- [REQUIRED TASK]
Your task is to copy the material exactly.

- [TASK INPUTS]
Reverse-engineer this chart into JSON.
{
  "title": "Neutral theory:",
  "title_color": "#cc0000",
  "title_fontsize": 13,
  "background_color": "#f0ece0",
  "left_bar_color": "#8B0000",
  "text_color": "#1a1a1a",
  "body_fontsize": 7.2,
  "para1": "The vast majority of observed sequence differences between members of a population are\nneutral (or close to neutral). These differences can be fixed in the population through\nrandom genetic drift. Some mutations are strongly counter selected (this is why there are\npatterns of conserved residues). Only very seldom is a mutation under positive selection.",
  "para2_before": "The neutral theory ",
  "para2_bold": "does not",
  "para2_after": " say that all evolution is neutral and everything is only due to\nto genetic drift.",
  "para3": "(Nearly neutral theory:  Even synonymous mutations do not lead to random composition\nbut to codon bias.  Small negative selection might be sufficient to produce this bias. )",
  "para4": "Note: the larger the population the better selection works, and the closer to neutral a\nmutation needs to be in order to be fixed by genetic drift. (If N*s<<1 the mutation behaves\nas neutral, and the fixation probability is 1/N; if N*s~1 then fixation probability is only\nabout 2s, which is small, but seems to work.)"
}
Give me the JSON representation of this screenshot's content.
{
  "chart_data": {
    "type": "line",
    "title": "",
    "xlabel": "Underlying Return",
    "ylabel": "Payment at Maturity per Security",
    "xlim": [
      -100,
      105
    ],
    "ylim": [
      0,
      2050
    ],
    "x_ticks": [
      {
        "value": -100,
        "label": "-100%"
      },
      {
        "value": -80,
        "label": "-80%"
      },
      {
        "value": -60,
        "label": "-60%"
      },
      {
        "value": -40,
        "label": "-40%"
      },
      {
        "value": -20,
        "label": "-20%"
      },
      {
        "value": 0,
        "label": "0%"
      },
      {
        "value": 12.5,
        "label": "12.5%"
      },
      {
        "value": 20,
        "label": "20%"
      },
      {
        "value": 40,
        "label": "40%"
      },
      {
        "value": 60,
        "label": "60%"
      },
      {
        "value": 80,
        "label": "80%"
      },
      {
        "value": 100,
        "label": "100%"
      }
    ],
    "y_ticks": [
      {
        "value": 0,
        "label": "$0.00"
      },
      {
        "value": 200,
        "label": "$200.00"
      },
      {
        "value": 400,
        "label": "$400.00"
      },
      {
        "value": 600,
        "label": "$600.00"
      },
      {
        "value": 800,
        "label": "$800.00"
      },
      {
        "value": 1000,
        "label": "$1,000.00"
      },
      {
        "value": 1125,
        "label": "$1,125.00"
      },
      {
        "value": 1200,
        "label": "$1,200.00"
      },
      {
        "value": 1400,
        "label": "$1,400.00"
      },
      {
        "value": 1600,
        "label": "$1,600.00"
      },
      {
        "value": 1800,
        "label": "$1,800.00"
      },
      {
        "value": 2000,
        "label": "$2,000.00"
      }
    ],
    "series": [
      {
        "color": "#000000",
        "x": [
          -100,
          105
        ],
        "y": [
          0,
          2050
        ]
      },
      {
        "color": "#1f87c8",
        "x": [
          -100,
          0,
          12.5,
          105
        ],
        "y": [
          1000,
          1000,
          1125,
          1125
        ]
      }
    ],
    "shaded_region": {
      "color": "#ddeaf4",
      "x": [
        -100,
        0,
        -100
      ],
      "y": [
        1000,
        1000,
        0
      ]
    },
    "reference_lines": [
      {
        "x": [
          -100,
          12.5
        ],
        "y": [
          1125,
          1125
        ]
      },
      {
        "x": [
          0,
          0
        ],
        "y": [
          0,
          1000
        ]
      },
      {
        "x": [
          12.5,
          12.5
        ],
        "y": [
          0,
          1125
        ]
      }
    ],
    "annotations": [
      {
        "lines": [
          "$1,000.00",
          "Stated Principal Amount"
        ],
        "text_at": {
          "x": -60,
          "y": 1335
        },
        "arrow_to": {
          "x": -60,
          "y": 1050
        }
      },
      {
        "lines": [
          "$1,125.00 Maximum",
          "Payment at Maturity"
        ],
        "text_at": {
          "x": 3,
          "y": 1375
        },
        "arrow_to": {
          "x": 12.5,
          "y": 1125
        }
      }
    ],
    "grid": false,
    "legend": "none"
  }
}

- [FULL OUTPUT]
Reverse-engineer this chart into JSON.
{
  "title": "Neutral theory:",
  "title_color": "#cc0000",
  "title_fontsize": 13,
  "background_color": "#f0ece0",
  "left_bar_color": "#8B0000",
  "text_color": "#1a1a1a",
  "body_fontsize": 7.2,
  "para1": "The vast majority of observed sequence differences between members of a population are\nneutral (or close to neutral). These differences can be fixed in the population through\nrandom genetic drift. Some mutations are strongly counter selected (this is why there are\npatterns of conserved residues). Only very seldom is a mutation under positive selection.",
  "para2_before": "The neutral theory ",
  "para2_bold": "does not",
  "para2_after": " say that all evolution is neutral and everything is only due to\nto genetic drift.",
  "para3": "(Nearly neutral theory:  Even synonymous mutations do not lead to random composition\nbut to codon bias.  Small negative selection might be sufficient to produce this bias. )",
  "para4": "Note: the larger the population the better selection works, and the closer to neutral a\nmutation needs to be in order to be fixed by genetic drift. (If N*s<<1 the mutation behaves\nas neutral, and the fixation probability is 1/N; if N*s~1 then fixation probability is only\nabout 2s, which is small, but seems to work.)"
}
Give me the JSON representation of this screenshot's content.
{
  "chart_data": {
    "type": "line",
    "title": "",
    "xlabel": "Underlying Return",
    "ylabel": "Payment at Maturity per Security",
    "xlim": [
      -100,
      105
    ],
    "ylim": [
      0,
      2050
    ],
    "x_ticks": [
      {
        "value": -100,
        "label": "-100%"
      },
      {
        "value": -80,
        "label": "-80%"
      },
      {
        "value": -60,
        "label": "-60%"
      },
      {
        "value": -40,
        "label": "-40%"
      },
      {
        "value": -20,
        "label": "-20%"
      },
      {
        "value": 0,
        "label": "0%"
      },
      {
        "value": 12.5,
        "label": "12.5%"
      },
      {
        "value": 20,
        "label": "20%"
      },
      {
        "value": 40,
        "label": "40%"
      },
      {
        "value": 60,
        "label": "60%"
      },
      {
        "value": 80,
        "label": "80%"
      },
      {
        "value": 100,
        "label": "100%"
      }
    ],
    "y_ticks": [
      {
        "value": 0,
        "label": "$0.00"
      },
      {
        "value": 200,
        "label": "$200.00"
      },
      {
        "value": 400,
        "label": "$400.00"
      },
      {
        "value": 600,
        "label": "$600.00"
      },
      {
        "value": 800,
        "label": "$800.00"
      },
      {
        "value": 1000,
        "label": "$1,000.00"
      },
      {
        "value": 1125,
        "label": "$1,125.00"
      },
      {
        "value": 1200,
        "label": "$1,200.00"
      },
      {
        "value": 1400,
        "label": "$1,400.00"
      },
      {
        "value": 1600,
        "label": "$1,600.00"
      },
      {
        "value": 1800,
        "label": "$1,800.00"
      },
      {
        "value": 2000,
        "label": "$2,000.00"
      }
    ],
    "series": [
      {
        "color": "#000000",
        "x": [
          -100,
          105
        ],
        "y": [
          0,
          2050
        ]
      },
      {
        "color": "#1f87c8",
        "x": [
          -100,
          0,
          12.5,
          105
        ],
        "y": [
          1000,
          1000,
          1125,
          1125
        ]
      }
    ],
    "shaded_region": {
      "color": "#ddeaf4",
      "x": [
        -100,
        0,
        -100
      ],
      "y": [
        1000,
        1000,
        0
      ]
    },
    "reference_lines": [
      {
        "x": [
          -100,
          12.5
        ],
        "y": [
          1125,
          1125
        ]
      },
      {
        "x": [
          0,
          0
        ],
        "y": [
          0,
          1000
        ]
      },
      {
        "x": [
          12.5,
          12.5
        ],
        "y": [
          0,
          1125
        ]
      }
    ],
    "annotations": [
      {
        "lines": [
          "$1,000.00",
          "Stated Principal Amount"
        ],
        "text_at": {
          "x": -60,
          "y": 1335
        },
        "arrow_to": {
          "x": -60,
          "y": 1050
        }
      },
      {
        "lines": [
          "$1,125.00 Maximum",
          "Payment at Maturity"
        ],
        "text_at": {
          "x": 3,
          "y": 1375
        },
        "arrow_to": {
          "x": 12.5,
          "y": 1125
        }
      }
    ],
    "grid": false,
    "legend": "none"
  }
}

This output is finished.